Rows from a dataset:

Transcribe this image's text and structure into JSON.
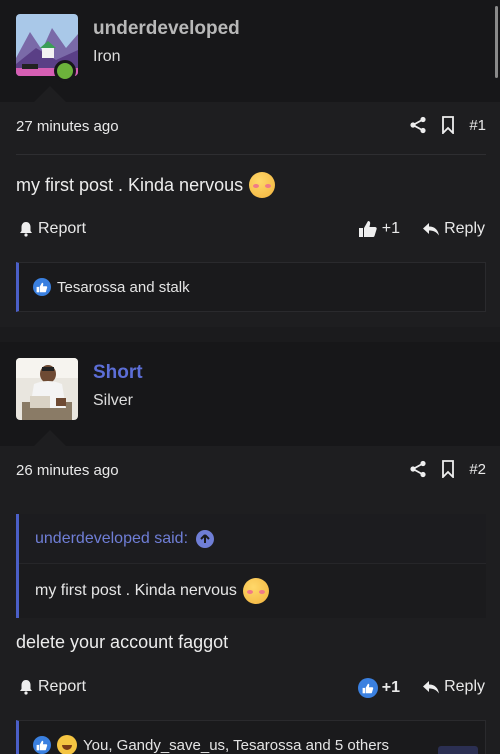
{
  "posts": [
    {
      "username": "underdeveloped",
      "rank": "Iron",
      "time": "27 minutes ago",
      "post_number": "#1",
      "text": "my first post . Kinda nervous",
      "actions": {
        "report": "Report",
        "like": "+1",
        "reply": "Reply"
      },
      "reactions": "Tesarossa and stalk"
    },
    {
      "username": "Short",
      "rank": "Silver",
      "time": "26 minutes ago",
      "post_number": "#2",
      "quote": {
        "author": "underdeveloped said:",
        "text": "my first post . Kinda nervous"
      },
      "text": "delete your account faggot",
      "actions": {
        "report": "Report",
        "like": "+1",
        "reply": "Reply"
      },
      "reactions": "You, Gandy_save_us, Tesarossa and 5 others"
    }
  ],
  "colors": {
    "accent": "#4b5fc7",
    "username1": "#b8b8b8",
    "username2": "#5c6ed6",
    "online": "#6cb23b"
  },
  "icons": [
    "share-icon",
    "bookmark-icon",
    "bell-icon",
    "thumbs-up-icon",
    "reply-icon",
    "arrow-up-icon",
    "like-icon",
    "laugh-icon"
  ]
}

Task description
Where a line above contains the string "reactions", copy that line.

Answer for the task
      "reactions": "Tesarossa and stalk"
      "reactions": "You, Gandy_save_us, Tesarossa and 5 others"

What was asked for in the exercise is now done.